_OBJECTIVE_
The entries below contain pictures. Retype everything except those pictures, exactly as given.

[Dataset items]

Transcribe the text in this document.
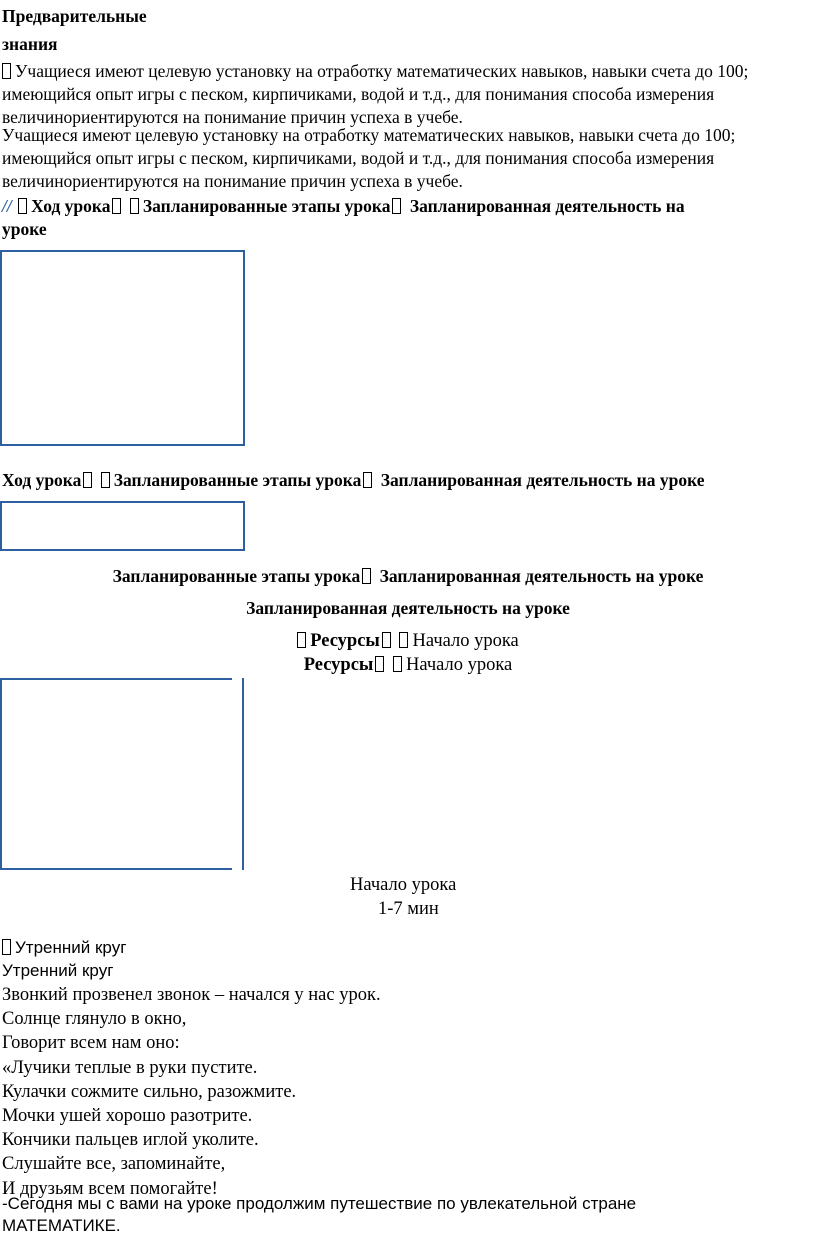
Предварительные
знания
Учащиеся имеют целевую установку на отработку математических навыков, навыки счета до 100;
имеющийся опыт игры с песком, кирпичиками, водой и т.д., для понимания способа измерения
величинориентируются на понимание причин успеха в учебе.
Учащиеся имеют целевую установку на отработку математических навыков, навыки счета до 100;
имеющийся опыт игры с песком, кирпичиками, водой и т.д., для понимания способа измерения
величинориентируются на понимание причин успеха в учебе.
// Ход урока Запланированные этапы урока Запланированная деятельность на
уроке
Ход урока Запланированные этапы урока Запланированная деятельность на уроке
Запланированные этапы урока Запланированная деятельность на уроке
Запланированная деятельность на уроке
Ресурсы Начало урока
Ресурсы Начало урока
Начало урока
1-7 мин
Утренний круг
Утренний круг
Звонкий прозвенел звонок – начался у нас урок.
Солнце глянуло в окно,
Говорит всем нам оно:
«Лучики теплые в руки пустите.
Кулачки сожмите сильно, разожмите.
Мочки ушей хорошо разотрите.
Кончики пальцев иглой уколите.
Слушайте все, запоминайте,
И друзьям всем помогайте!
-Сегодня мы с вами на уроке продолжим путешествие по увлекательной стране
МАТЕМАТИКЕ.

_ANSWER TO THE PROBLEM_
Transcribe the text in this document.
Предварительные
знания
Учащиеся имеют целевую установку на отработку математических навыков, навыки счета до 100;
имеющийся опыт игры с песком, кирпичиками, водой и т.д., для понимания способа измерения
величинориентируются на понимание причин успеха в учебе.
Учащиеся имеют целевую установку на отработку математических навыков, навыки счета до 100;
имеющийся опыт игры с песком, кирпичиками, водой и т.д., для понимания способа измерения
величинориентируются на понимание причин успеха в учебе.
// Ход урока Запланированные этапы урока Запланированная деятельность на
уроке
Ход урока Запланированные этапы урока Запланированная деятельность на уроке
Запланированные этапы урока Запланированная деятельность на уроке
Запланированная деятельность на уроке
Ресурсы Начало урока
Ресурсы Начало урока
Начало урока
1-7 мин
Утренний круг
Утренний круг
Звонкий прозвенел звонок – начался у нас урок.
Солнце глянуло в окно,
Говорит всем нам оно:
«Лучики теплые в руки пустите.
Кулачки сожмите сильно, разожмите.
Мочки ушей хорошо разотрите.
Кончики пальцев иглой уколите.
Слушайте все, запоминайте,
И друзьям всем помогайте!
-Сегодня мы с вами на уроке продолжим путешествие по увлекательной стране
МАТЕМАТИКЕ.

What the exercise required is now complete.